* **TASK OBJECTIVE**: Using the records below, locate all lines containing "title" and return them.

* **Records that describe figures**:
- - - -

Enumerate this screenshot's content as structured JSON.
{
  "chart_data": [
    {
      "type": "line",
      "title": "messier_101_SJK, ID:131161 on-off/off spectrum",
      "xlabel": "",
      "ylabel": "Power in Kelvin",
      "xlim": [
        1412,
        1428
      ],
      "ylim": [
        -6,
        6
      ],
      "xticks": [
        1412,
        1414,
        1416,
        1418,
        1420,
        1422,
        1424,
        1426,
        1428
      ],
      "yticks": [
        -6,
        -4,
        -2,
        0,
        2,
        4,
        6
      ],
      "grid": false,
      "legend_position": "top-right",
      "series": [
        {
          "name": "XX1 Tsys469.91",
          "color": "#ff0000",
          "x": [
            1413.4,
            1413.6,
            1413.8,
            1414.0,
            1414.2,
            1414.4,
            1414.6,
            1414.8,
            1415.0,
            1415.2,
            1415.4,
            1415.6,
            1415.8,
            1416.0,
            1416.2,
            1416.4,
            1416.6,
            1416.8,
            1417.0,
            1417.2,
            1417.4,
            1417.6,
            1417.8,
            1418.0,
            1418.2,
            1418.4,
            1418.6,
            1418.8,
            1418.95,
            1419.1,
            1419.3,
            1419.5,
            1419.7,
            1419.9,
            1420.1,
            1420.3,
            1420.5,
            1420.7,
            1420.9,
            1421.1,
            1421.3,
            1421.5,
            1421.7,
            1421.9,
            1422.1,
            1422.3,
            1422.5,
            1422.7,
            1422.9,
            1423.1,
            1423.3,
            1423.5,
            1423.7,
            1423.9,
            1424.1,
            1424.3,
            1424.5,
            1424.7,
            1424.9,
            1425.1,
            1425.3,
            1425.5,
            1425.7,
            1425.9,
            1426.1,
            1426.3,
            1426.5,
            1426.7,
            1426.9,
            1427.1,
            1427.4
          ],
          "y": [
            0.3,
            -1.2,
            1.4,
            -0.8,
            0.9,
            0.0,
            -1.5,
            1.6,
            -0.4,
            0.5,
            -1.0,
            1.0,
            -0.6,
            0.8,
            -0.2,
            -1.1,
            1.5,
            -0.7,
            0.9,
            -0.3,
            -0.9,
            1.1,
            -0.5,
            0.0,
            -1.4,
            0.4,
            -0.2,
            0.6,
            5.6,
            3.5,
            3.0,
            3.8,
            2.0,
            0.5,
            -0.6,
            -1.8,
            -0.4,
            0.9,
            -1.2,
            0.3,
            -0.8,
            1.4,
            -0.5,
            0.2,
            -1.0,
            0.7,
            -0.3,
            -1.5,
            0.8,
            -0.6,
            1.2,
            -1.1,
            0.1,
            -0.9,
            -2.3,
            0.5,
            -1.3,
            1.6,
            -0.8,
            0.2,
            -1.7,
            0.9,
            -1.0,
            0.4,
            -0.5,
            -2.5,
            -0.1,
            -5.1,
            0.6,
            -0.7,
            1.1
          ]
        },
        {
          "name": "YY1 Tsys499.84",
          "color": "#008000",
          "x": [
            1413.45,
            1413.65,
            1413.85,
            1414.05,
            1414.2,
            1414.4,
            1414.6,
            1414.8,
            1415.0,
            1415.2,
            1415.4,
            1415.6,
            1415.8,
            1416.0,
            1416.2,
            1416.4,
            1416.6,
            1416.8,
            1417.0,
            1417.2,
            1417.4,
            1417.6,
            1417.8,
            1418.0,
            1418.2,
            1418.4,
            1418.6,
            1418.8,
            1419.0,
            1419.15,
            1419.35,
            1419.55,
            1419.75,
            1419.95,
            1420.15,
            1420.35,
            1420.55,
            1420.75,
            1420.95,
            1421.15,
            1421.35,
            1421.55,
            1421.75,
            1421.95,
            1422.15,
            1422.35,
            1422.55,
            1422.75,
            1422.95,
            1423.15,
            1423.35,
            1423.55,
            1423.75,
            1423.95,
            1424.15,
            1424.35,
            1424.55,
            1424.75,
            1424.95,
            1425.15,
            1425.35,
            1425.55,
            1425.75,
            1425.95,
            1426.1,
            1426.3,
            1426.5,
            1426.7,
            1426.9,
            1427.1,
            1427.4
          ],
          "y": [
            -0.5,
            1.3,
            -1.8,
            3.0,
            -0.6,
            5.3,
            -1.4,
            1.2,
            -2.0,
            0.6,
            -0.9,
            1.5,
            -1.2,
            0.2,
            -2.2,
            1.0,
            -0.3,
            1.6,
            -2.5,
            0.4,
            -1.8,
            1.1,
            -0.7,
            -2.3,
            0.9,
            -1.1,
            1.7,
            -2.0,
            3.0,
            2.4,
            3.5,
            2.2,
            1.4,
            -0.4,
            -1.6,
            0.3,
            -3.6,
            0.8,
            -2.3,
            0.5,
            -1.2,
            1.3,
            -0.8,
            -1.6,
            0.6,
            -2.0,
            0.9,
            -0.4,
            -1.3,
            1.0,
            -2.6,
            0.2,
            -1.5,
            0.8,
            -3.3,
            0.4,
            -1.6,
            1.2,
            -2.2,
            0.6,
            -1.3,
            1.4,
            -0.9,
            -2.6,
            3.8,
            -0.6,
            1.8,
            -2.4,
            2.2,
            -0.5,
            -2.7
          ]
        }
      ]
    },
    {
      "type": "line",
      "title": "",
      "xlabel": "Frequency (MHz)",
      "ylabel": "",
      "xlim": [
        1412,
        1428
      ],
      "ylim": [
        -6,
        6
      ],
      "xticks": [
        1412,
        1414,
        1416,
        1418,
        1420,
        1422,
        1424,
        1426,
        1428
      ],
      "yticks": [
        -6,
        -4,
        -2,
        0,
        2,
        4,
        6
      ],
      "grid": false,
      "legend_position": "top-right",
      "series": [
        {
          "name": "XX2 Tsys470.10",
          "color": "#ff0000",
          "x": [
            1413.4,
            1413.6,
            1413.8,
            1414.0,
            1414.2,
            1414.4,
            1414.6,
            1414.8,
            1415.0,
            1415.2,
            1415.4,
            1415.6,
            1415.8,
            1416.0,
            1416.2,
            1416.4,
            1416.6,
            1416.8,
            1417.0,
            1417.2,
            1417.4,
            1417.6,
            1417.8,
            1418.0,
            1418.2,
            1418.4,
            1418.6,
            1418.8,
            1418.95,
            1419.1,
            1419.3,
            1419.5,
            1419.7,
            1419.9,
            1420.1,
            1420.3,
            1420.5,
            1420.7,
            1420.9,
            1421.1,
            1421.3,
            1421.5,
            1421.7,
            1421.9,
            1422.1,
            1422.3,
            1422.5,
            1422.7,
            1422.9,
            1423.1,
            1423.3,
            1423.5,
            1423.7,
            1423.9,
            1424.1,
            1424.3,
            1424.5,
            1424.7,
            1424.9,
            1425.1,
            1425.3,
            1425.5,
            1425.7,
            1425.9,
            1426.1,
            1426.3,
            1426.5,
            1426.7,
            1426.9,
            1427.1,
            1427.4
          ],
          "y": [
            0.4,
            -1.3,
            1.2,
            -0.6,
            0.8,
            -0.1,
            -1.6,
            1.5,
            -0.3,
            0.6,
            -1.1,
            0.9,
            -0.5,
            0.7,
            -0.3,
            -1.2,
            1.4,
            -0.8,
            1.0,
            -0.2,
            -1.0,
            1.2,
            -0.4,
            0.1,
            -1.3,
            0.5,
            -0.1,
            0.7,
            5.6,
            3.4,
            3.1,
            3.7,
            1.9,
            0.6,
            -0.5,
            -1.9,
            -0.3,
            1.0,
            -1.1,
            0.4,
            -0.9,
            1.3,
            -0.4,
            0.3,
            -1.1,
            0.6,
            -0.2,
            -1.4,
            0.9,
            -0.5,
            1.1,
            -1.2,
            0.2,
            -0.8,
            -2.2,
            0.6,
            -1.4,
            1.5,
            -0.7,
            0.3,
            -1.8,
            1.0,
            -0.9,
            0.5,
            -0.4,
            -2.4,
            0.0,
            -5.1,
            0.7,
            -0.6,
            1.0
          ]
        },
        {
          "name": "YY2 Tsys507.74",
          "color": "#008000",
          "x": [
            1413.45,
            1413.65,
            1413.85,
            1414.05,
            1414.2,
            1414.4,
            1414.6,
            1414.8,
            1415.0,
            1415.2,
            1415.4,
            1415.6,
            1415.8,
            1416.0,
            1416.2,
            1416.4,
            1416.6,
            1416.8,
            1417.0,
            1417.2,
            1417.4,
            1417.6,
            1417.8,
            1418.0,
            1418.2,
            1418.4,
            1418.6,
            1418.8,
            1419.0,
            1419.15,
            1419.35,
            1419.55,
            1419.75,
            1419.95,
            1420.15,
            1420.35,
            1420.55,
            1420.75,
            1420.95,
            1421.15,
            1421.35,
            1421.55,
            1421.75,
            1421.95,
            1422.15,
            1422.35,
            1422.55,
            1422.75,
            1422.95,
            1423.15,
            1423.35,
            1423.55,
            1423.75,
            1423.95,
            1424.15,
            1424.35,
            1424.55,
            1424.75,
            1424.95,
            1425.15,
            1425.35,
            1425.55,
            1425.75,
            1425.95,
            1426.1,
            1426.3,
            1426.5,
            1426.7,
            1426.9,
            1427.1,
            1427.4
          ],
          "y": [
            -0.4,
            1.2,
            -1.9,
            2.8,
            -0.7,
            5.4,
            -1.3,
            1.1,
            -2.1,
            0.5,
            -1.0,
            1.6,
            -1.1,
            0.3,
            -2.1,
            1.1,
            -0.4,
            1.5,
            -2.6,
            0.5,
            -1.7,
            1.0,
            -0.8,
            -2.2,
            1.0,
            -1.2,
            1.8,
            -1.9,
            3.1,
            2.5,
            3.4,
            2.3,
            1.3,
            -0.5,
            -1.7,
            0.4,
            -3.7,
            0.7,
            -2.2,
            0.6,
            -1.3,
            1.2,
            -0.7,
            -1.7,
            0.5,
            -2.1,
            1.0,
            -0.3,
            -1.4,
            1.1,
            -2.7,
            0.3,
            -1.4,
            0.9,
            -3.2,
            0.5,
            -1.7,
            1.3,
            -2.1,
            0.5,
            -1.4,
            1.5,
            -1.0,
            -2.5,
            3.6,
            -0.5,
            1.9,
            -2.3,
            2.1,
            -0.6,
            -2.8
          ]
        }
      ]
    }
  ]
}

- - - -

* **EXERCISE RESPONSE**:
      "title": "messier_101_SJK, ID:131161 on-off/off spectrum",
      "title": "",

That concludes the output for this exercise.